» **STATED PROBLEM**: The records underneath are to be repeated exactly, with the pictures left out.
___
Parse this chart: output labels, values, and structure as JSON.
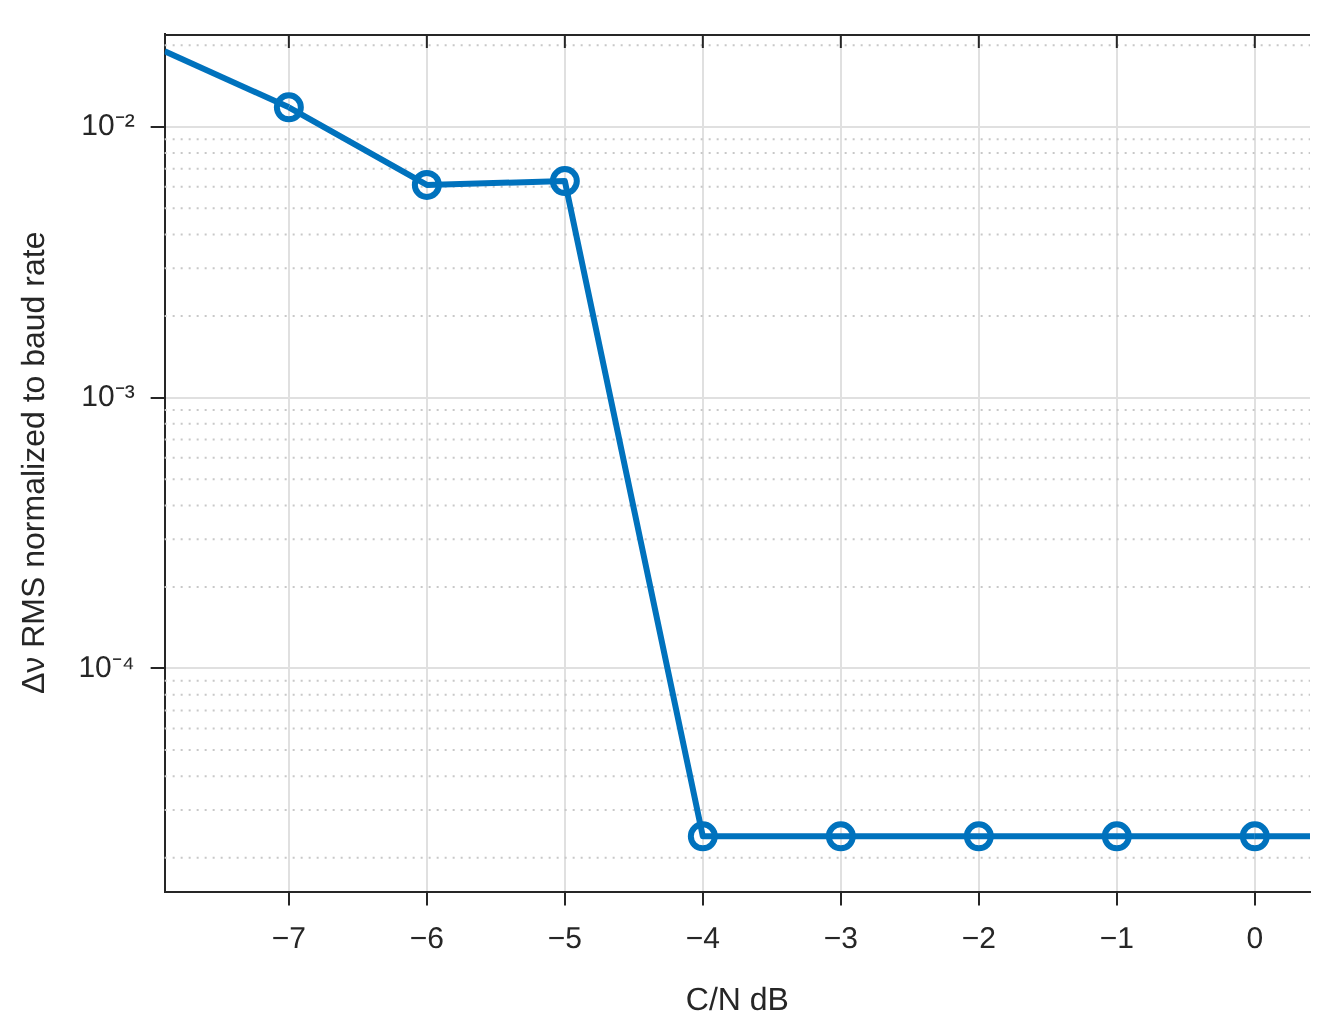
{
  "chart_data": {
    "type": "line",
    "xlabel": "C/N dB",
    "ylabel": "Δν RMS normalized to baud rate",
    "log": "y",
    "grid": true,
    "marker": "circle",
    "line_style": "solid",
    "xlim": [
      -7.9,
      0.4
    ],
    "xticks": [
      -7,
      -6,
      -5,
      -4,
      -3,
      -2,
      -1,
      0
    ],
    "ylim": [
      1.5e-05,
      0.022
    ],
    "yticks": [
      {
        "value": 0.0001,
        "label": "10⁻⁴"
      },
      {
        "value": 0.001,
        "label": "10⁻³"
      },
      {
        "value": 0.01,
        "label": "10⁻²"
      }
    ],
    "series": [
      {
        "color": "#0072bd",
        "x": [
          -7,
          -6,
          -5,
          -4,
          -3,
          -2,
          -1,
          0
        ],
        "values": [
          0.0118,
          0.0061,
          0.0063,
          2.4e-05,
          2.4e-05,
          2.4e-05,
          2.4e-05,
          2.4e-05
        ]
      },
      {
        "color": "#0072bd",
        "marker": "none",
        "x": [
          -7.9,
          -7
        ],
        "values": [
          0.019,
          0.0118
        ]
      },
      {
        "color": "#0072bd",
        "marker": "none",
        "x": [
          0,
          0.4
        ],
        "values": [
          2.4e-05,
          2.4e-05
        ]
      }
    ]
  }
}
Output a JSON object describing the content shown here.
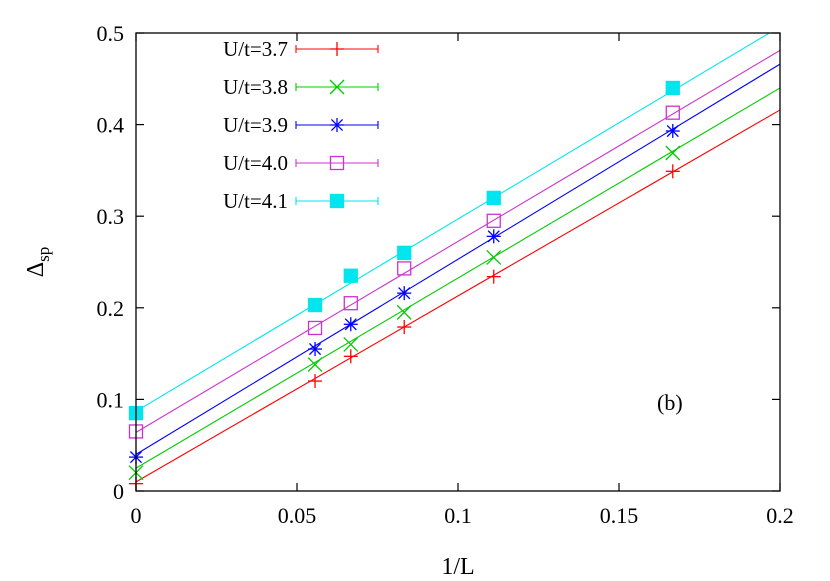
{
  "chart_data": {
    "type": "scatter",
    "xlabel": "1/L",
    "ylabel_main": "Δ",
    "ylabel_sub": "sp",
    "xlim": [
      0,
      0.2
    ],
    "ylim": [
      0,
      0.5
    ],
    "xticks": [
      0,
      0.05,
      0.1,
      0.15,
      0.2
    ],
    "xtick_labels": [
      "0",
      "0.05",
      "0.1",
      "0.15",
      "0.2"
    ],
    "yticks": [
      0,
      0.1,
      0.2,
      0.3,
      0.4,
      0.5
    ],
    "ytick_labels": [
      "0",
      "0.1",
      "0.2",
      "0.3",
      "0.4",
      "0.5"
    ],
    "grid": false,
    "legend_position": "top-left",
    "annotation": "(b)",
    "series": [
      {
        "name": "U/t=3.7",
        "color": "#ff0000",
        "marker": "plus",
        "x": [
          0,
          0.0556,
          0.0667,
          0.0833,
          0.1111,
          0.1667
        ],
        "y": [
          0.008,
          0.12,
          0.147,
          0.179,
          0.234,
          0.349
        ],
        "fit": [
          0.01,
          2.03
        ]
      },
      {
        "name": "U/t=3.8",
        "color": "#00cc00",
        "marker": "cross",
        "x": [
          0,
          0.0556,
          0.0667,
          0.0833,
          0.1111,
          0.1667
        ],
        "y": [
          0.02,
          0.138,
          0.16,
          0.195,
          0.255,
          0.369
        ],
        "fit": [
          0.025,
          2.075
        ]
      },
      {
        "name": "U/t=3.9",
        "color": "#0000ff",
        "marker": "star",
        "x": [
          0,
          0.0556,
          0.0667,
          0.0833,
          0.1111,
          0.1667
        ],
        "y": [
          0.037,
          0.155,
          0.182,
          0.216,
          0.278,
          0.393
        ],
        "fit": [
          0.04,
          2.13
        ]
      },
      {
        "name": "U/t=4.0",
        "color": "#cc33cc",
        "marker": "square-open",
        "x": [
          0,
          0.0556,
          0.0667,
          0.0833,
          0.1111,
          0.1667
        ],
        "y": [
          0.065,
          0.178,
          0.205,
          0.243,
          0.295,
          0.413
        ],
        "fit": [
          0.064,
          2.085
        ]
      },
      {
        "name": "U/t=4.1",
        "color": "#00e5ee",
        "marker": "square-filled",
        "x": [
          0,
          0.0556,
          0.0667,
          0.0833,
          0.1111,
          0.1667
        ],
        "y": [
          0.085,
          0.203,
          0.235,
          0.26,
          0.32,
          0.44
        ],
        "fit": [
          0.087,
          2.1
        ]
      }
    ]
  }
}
___
» **FINISHED EXERCISE**:
Parse this chart: output labels, values, and structure as JSON.
{
  "chart_data": {
    "type": "line",
    "xlabel": "C/N dB",
    "ylabel": "Δν RMS normalized to baud rate",
    "log": "y",
    "grid": true,
    "marker": "circle",
    "line_style": "solid",
    "xlim": [
      -7.9,
      0.4
    ],
    "xticks": [
      -7,
      -6,
      -5,
      -4,
      -3,
      -2,
      -1,
      0
    ],
    "ylim": [
      1.5e-05,
      0.022
    ],
    "yticks": [
      {
        "value": 0.0001,
        "label": "10⁻⁴"
      },
      {
        "value": 0.001,
        "label": "10⁻³"
      },
      {
        "value": 0.01,
        "label": "10⁻²"
      }
    ],
    "series": [
      {
        "color": "#0072bd",
        "x": [
          -7,
          -6,
          -5,
          -4,
          -3,
          -2,
          -1,
          0
        ],
        "values": [
          0.0118,
          0.0061,
          0.0063,
          2.4e-05,
          2.4e-05,
          2.4e-05,
          2.4e-05,
          2.4e-05
        ]
      },
      {
        "color": "#0072bd",
        "marker": "none",
        "x": [
          -7.9,
          -7
        ],
        "values": [
          0.019,
          0.0118
        ]
      },
      {
        "color": "#0072bd",
        "marker": "none",
        "x": [
          0,
          0.4
        ],
        "values": [
          2.4e-05,
          2.4e-05
        ]
      }
    ]
  }
}
Output a JSON object describing the content shown here.
{
  "chart_data": {
    "type": "scatter",
    "xlabel": "1/L",
    "ylabel_main": "Δ",
    "ylabel_sub": "sp",
    "xlim": [
      0,
      0.2
    ],
    "ylim": [
      0,
      0.5
    ],
    "xticks": [
      0,
      0.05,
      0.1,
      0.15,
      0.2
    ],
    "xtick_labels": [
      "0",
      "0.05",
      "0.1",
      "0.15",
      "0.2"
    ],
    "yticks": [
      0,
      0.1,
      0.2,
      0.3,
      0.4,
      0.5
    ],
    "ytick_labels": [
      "0",
      "0.1",
      "0.2",
      "0.3",
      "0.4",
      "0.5"
    ],
    "grid": false,
    "legend_position": "top-left",
    "annotation": "(b)",
    "series": [
      {
        "name": "U/t=3.7",
        "color": "#ff0000",
        "marker": "plus",
        "x": [
          0,
          0.0556,
          0.0667,
          0.0833,
          0.1111,
          0.1667
        ],
        "y": [
          0.008,
          0.12,
          0.147,
          0.179,
          0.234,
          0.349
        ],
        "fit": [
          0.01,
          2.03
        ]
      },
      {
        "name": "U/t=3.8",
        "color": "#00cc00",
        "marker": "cross",
        "x": [
          0,
          0.0556,
          0.0667,
          0.0833,
          0.1111,
          0.1667
        ],
        "y": [
          0.02,
          0.138,
          0.16,
          0.195,
          0.255,
          0.369
        ],
        "fit": [
          0.025,
          2.075
        ]
      },
      {
        "name": "U/t=3.9",
        "color": "#0000ff",
        "marker": "star",
        "x": [
          0,
          0.0556,
          0.0667,
          0.0833,
          0.1111,
          0.1667
        ],
        "y": [
          0.037,
          0.155,
          0.182,
          0.216,
          0.278,
          0.393
        ],
        "fit": [
          0.04,
          2.13
        ]
      },
      {
        "name": "U/t=4.0",
        "color": "#cc33cc",
        "marker": "square-open",
        "x": [
          0,
          0.0556,
          0.0667,
          0.0833,
          0.1111,
          0.1667
        ],
        "y": [
          0.065,
          0.178,
          0.205,
          0.243,
          0.295,
          0.413
        ],
        "fit": [
          0.064,
          2.085
        ]
      },
      {
        "name": "U/t=4.1",
        "color": "#00e5ee",
        "marker": "square-filled",
        "x": [
          0,
          0.0556,
          0.0667,
          0.0833,
          0.1111,
          0.1667
        ],
        "y": [
          0.085,
          0.203,
          0.235,
          0.26,
          0.32,
          0.44
        ],
        "fit": [
          0.087,
          2.1
        ]
      }
    ]
  }
}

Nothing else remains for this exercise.